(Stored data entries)
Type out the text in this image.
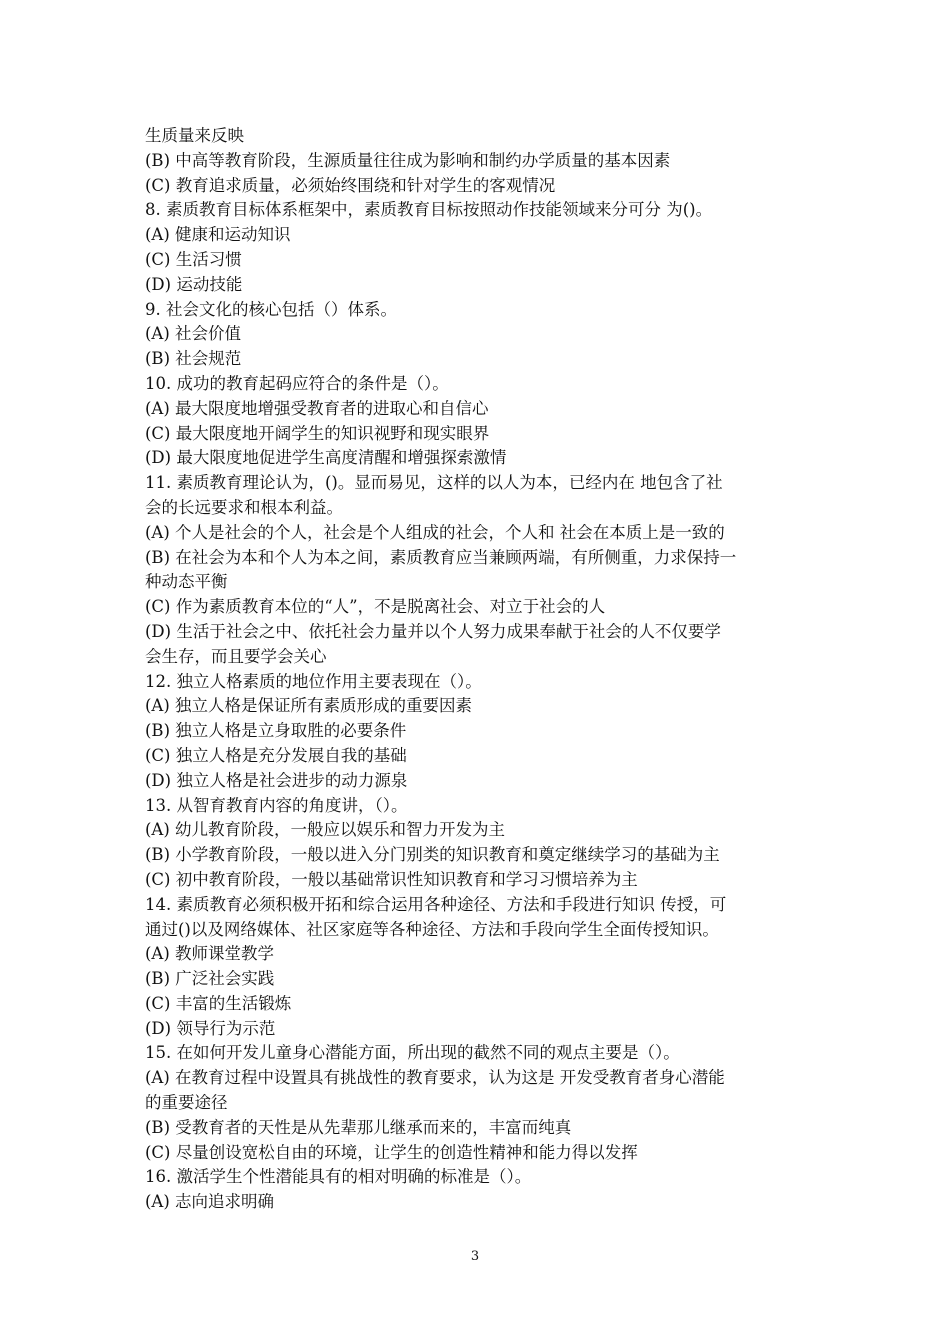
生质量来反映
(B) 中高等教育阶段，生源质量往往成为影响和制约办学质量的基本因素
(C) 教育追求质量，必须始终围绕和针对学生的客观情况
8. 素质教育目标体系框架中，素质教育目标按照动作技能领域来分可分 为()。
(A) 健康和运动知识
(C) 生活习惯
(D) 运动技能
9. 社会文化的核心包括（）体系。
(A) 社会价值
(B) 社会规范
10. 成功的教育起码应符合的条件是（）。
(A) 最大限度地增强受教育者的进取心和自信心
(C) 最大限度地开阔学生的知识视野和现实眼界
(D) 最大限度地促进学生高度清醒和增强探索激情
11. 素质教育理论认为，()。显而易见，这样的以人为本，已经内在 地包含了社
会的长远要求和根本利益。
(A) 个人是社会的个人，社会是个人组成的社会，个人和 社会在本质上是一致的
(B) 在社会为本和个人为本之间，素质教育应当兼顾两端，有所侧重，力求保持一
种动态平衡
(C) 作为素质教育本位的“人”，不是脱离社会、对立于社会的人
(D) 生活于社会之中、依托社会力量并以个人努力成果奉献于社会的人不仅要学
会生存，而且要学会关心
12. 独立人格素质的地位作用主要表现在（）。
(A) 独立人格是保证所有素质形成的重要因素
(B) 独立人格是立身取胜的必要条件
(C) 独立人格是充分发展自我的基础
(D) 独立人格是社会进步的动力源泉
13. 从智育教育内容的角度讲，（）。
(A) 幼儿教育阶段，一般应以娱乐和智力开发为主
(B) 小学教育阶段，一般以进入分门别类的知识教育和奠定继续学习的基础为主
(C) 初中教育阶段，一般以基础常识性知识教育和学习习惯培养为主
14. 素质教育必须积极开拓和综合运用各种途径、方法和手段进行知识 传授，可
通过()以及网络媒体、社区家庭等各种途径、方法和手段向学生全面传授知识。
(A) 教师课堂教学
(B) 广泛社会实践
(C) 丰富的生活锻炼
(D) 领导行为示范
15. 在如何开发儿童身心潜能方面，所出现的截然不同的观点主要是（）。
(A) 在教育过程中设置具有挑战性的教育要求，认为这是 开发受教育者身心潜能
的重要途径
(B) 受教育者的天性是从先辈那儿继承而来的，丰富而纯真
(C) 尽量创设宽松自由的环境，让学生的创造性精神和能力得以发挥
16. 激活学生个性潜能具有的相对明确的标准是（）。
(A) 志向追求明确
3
...
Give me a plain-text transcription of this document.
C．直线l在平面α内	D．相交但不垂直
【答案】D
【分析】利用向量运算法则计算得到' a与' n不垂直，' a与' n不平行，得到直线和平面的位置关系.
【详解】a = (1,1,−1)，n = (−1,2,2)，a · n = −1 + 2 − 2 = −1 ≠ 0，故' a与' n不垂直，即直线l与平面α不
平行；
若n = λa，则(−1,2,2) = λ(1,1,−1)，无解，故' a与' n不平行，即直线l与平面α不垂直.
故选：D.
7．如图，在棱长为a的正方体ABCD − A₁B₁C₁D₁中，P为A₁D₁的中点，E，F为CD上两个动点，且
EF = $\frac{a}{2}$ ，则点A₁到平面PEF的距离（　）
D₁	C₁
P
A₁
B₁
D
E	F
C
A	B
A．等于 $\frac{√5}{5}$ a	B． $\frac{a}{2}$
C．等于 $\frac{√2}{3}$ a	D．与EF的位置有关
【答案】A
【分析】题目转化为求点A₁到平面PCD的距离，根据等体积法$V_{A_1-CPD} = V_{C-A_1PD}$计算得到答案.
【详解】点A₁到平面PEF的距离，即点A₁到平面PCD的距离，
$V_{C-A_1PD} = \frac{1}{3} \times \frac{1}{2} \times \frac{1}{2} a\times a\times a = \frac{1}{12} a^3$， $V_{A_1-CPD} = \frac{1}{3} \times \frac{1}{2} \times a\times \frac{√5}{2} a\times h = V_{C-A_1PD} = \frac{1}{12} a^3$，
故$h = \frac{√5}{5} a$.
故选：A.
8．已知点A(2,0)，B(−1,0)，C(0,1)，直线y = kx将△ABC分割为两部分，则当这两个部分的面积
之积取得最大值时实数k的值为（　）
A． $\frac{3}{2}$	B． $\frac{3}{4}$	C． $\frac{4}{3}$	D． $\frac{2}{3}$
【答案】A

WORK TO DO - Show the lines of the material that contain the word "n不垂直".

ANSWER TO THIS TASK -
【分析】利用向量运算法则计算得到' a与' n不垂直，' a与' n不平行，得到直线和平面的位置关系.
【详解】a = (1,1,−1)，n = (−1,2,2)，a · n = −1 + 2 − 2 = −1 ≠ 0，故' a与' n不垂直，即直线l与平面α不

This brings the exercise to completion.